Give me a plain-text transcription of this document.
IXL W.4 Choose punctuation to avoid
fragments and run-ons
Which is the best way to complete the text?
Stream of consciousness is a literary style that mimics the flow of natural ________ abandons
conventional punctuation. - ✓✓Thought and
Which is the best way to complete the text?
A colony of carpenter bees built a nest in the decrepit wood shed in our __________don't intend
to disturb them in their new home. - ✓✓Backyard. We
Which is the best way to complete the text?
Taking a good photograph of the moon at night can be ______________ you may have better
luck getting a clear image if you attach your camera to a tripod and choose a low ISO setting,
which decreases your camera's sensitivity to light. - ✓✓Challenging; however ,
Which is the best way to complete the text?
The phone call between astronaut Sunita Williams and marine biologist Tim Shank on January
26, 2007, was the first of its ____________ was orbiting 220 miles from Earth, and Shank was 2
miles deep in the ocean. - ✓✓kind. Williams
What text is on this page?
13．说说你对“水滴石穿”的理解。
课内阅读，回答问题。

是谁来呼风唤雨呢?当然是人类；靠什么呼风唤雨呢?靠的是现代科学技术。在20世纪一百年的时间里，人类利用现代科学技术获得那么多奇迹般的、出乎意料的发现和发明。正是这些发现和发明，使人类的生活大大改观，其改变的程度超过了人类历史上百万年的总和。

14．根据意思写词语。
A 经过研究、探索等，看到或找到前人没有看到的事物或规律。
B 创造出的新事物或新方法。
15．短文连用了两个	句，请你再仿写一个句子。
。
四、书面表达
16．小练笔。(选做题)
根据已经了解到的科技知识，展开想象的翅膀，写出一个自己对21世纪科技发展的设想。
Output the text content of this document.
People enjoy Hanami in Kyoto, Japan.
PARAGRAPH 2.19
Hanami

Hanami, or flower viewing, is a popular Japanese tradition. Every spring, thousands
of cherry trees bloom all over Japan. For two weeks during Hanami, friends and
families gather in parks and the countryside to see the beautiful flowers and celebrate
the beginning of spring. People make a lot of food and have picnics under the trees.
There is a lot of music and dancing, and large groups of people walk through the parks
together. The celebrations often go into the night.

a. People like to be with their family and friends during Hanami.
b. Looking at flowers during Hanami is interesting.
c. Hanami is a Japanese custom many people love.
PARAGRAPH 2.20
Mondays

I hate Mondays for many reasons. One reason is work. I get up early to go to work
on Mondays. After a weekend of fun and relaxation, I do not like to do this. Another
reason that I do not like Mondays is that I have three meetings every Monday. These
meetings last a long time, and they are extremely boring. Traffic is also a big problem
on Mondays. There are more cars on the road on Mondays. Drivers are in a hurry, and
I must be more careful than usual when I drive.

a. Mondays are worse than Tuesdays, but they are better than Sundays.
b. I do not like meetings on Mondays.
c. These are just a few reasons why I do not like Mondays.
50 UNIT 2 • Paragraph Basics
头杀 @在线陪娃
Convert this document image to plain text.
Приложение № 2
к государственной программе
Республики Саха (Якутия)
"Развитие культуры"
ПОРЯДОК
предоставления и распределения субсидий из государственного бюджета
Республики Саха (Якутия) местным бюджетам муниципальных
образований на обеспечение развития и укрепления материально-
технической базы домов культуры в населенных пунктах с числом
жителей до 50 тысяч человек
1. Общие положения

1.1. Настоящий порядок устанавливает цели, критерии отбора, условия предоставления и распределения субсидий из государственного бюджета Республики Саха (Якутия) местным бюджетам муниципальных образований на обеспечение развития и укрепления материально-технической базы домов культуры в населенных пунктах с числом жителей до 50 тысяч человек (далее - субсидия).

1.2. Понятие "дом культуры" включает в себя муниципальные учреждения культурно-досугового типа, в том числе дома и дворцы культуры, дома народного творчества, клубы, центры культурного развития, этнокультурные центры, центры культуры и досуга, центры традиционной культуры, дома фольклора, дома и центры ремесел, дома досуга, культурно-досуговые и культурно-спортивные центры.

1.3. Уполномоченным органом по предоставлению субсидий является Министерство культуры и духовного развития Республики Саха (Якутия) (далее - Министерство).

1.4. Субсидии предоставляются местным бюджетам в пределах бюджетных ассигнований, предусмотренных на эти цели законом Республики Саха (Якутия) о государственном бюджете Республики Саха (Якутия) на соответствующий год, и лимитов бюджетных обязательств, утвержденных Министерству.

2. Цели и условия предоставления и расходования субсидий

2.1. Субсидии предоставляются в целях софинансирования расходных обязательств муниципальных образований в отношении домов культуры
============
• _SET EXERCISE_
Retype all of the entries precisely as they are.

• _TASK SOLUTION_
Give me a plain-text transcription of this document.
IXL W.4 Choose punctuation to avoid
fragments and run-ons
Which is the best way to complete the text?
Stream of consciousness is a literary style that mimics the flow of natural ________ abandons
conventional punctuation. - ✓✓Thought and
Which is the best way to complete the text?
A colony of carpenter bees built a nest in the decrepit wood shed in our __________don't intend
to disturb them in their new home. - ✓✓Backyard. We
Which is the best way to complete the text?
Taking a good photograph of the moon at night can be ______________ you may have better
luck getting a clear image if you attach your camera to a tripod and choose a low ISO setting,
which decreases your camera's sensitivity to light. - ✓✓Challenging; however ,
Which is the best way to complete the text?
The phone call between astronaut Sunita Williams and marine biologist Tim Shank on January
26, 2007, was the first of its ____________ was orbiting 220 miles from Earth, and Shank was 2
miles deep in the ocean. - ✓✓kind. Williams
What text is on this page?
13．说说你对“水滴石穿”的理解。
课内阅读，回答问题。

是谁来呼风唤雨呢?当然是人类；靠什么呼风唤雨呢?靠的是现代科学技术。在20世纪一百年的时间里，人类利用现代科学技术获得那么多奇迹般的、出乎意料的发现和发明。正是这些发现和发明，使人类的生活大大改观，其改变的程度超过了人类历史上百万年的总和。

14．根据意思写词语。
A 经过研究、探索等，看到或找到前人没有看到的事物或规律。
B 创造出的新事物或新方法。
15．短文连用了两个	句，请你再仿写一个句子。
。
四、书面表达
16．小练笔。(选做题)
根据已经了解到的科技知识，展开想象的翅膀，写出一个自己对21世纪科技发展的设想。
Output the text content of this document.
People enjoy Hanami in Kyoto, Japan.
PARAGRAPH 2.19
Hanami

Hanami, or flower viewing, is a popular Japanese tradition. Every spring, thousands
of cherry trees bloom all over Japan. For two weeks during Hanami, friends and
families gather in parks and the countryside to see the beautiful flowers and celebrate
the beginning of spring. People make a lot of food and have picnics under the trees.
There is a lot of music and dancing, and large groups of people walk through the parks
together. The celebrations often go into the night.

a. People like to be with their family and friends during Hanami.
b. Looking at flowers during Hanami is interesting.
c. Hanami is a Japanese custom many people love.
PARAGRAPH 2.20
Mondays

I hate Mondays for many reasons. One reason is work. I get up early to go to work
on Mondays. After a weekend of fun and relaxation, I do not like to do this. Another
reason that I do not like Mondays is that I have three meetings every Monday. These
meetings last a long time, and they are extremely boring. Traffic is also a big problem
on Mondays. There are more cars on the road on Mondays. Drivers are in a hurry, and
I must be more careful than usual when I drive.

a. Mondays are worse than Tuesdays, but they are better than Sundays.
b. I do not like meetings on Mondays.
c. These are just a few reasons why I do not like Mondays.
50 UNIT 2 • Paragraph Basics
头杀 @在线陪娃
Convert this document image to plain text.
Приложение № 2
к государственной программе
Республики Саха (Якутия)
"Развитие культуры"
ПОРЯДОК
предоставления и распределения субсидий из государственного бюджета
Республики Саха (Якутия) местным бюджетам муниципальных
образований на обеспечение развития и укрепления материально-
технической базы домов культуры в населенных пунктах с числом
жителей до 50 тысяч человек
1. Общие положения

1.1. Настоящий порядок устанавливает цели, критерии отбора, условия предоставления и распределения субсидий из государственного бюджета Республики Саха (Якутия) местным бюджетам муниципальных образований на обеспечение развития и укрепления материально-технической базы домов культуры в населенных пунктах с числом жителей до 50 тысяч человек (далее - субсидия).

1.2. Понятие "дом культуры" включает в себя муниципальные учреждения культурно-досугового типа, в том числе дома и дворцы культуры, дома народного творчества, клубы, центры культурного развития, этнокультурные центры, центры культуры и досуга, центры традиционной культуры, дома фольклора, дома и центры ремесел, дома досуга, культурно-досуговые и культурно-спортивные центры.

1.3. Уполномоченным органом по предоставлению субсидий является Министерство культуры и духовного развития Республики Саха (Якутия) (далее - Министерство).

1.4. Субсидии предоставляются местным бюджетам в пределах бюджетных ассигнований, предусмотренных на эти цели законом Республики Саха (Якутия) о государственном бюджете Республики Саха (Якутия) на соответствующий год, и лимитов бюджетных обязательств, утвержденных Министерству.

2. Цели и условия предоставления и расходования субсидий

2.1. Субсидии предоставляются в целях софинансирования расходных обязательств муниципальных образований в отношении домов культуры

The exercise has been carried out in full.